[Dataset excerpts]
____
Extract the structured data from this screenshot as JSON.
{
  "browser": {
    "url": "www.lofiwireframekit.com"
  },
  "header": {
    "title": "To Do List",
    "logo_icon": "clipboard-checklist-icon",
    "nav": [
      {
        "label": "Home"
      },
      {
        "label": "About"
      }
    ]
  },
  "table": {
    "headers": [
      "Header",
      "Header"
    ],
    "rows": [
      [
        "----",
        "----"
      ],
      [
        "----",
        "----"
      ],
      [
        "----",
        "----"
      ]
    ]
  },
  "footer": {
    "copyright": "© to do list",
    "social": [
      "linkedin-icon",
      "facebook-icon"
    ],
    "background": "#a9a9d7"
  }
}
____
> [Given request]: Copy the material above, line for line.

> [Right answer]:
Extract the structured data from this screenshot as JSON.
{
  "browser": {
    "url": "www.lofiwireframekit.com"
  },
  "header": {
    "title": "To Do List",
    "logo_icon": "clipboard-checklist-icon",
    "nav": [
      {
        "label": "Home"
      },
      {
        "label": "About"
      }
    ]
  },
  "table": {
    "headers": [
      "Header",
      "Header"
    ],
    "rows": [
      [
        "----",
        "----"
      ],
      [
        "----",
        "----"
      ],
      [
        "----",
        "----"
      ]
    ]
  },
  "footer": {
    "copyright": "© to do list",
    "social": [
      "linkedin-icon",
      "facebook-icon"
    ],
    "background": "#a9a9d7"
  }
}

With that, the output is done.